● **Work instructions**: Your task is to repeat the entries exactly. Leave the pictures out.

++++ Records to process ++++

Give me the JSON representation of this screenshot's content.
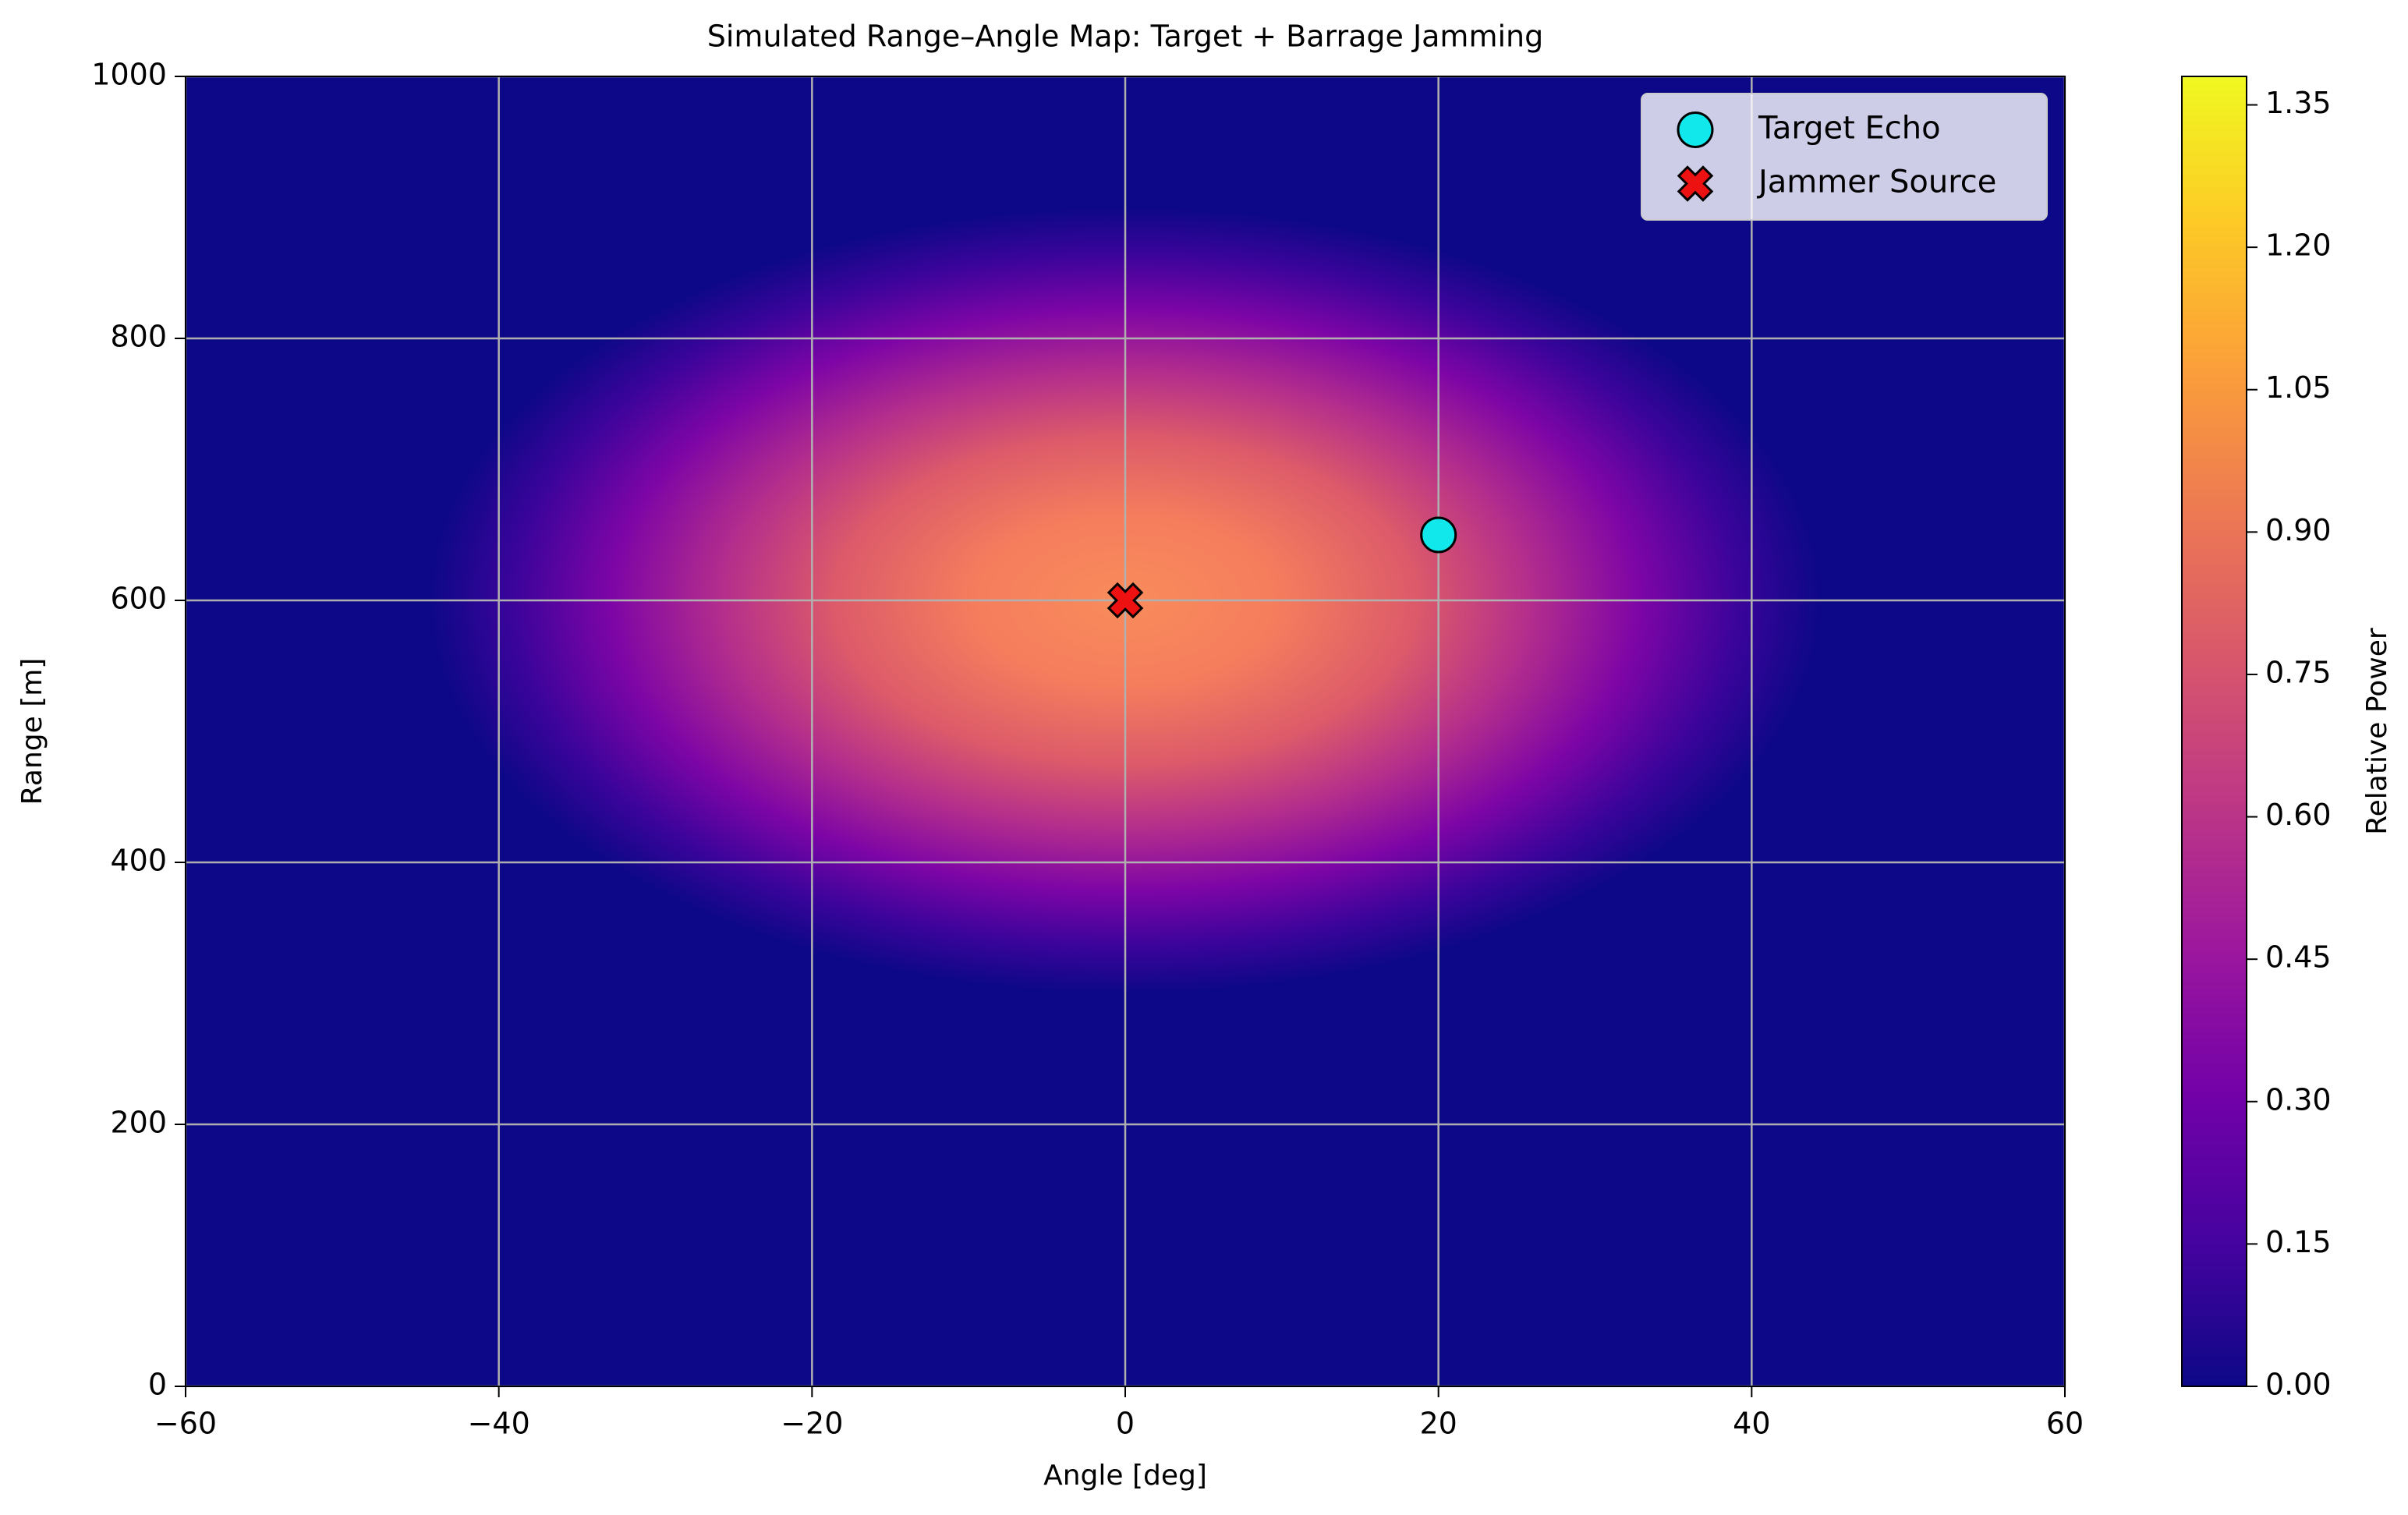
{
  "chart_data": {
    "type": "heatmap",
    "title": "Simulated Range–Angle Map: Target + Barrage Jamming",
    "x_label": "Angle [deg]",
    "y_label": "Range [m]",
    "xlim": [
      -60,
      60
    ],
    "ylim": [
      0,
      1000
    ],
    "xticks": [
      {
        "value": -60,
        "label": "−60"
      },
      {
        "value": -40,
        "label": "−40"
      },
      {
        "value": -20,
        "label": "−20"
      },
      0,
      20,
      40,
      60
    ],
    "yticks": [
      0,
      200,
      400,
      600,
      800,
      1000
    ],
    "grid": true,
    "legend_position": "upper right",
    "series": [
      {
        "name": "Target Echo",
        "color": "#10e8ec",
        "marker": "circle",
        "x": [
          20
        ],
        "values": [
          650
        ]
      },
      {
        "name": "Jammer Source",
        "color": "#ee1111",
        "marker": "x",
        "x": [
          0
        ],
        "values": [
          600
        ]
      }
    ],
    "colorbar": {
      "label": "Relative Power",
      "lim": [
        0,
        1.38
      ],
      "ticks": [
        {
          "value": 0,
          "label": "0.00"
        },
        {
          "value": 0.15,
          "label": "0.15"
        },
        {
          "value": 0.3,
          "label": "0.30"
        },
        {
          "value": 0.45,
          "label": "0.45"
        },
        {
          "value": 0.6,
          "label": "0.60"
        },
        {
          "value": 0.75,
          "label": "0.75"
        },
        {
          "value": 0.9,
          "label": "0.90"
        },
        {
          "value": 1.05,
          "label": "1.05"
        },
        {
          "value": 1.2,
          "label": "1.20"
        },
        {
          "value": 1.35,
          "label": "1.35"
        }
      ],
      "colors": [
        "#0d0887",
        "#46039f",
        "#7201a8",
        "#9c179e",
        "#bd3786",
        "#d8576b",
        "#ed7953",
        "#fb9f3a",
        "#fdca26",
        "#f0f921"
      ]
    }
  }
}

++++

● **Solution to the exercise**:
Give me the JSON representation of this screenshot's content.
{
  "chart_data": {
    "type": "heatmap",
    "title": "Simulated Range–Angle Map: Target + Barrage Jamming",
    "x_label": "Angle [deg]",
    "y_label": "Range [m]",
    "xlim": [
      -60,
      60
    ],
    "ylim": [
      0,
      1000
    ],
    "xticks": [
      {
        "value": -60,
        "label": "−60"
      },
      {
        "value": -40,
        "label": "−40"
      },
      {
        "value": -20,
        "label": "−20"
      },
      0,
      20,
      40,
      60
    ],
    "yticks": [
      0,
      200,
      400,
      600,
      800,
      1000
    ],
    "grid": true,
    "legend_position": "upper right",
    "series": [
      {
        "name": "Target Echo",
        "color": "#10e8ec",
        "marker": "circle",
        "x": [
          20
        ],
        "values": [
          650
        ]
      },
      {
        "name": "Jammer Source",
        "color": "#ee1111",
        "marker": "x",
        "x": [
          0
        ],
        "values": [
          600
        ]
      }
    ],
    "colorbar": {
      "label": "Relative Power",
      "lim": [
        0,
        1.38
      ],
      "ticks": [
        {
          "value": 0,
          "label": "0.00"
        },
        {
          "value": 0.15,
          "label": "0.15"
        },
        {
          "value": 0.3,
          "label": "0.30"
        },
        {
          "value": 0.45,
          "label": "0.45"
        },
        {
          "value": 0.6,
          "label": "0.60"
        },
        {
          "value": 0.75,
          "label": "0.75"
        },
        {
          "value": 0.9,
          "label": "0.90"
        },
        {
          "value": 1.05,
          "label": "1.05"
        },
        {
          "value": 1.2,
          "label": "1.20"
        },
        {
          "value": 1.35,
          "label": "1.35"
        }
      ],
      "colors": [
        "#0d0887",
        "#46039f",
        "#7201a8",
        "#9c179e",
        "#bd3786",
        "#d8576b",
        "#ed7953",
        "#fb9f3a",
        "#fdca26",
        "#f0f921"
      ]
    }
  }
}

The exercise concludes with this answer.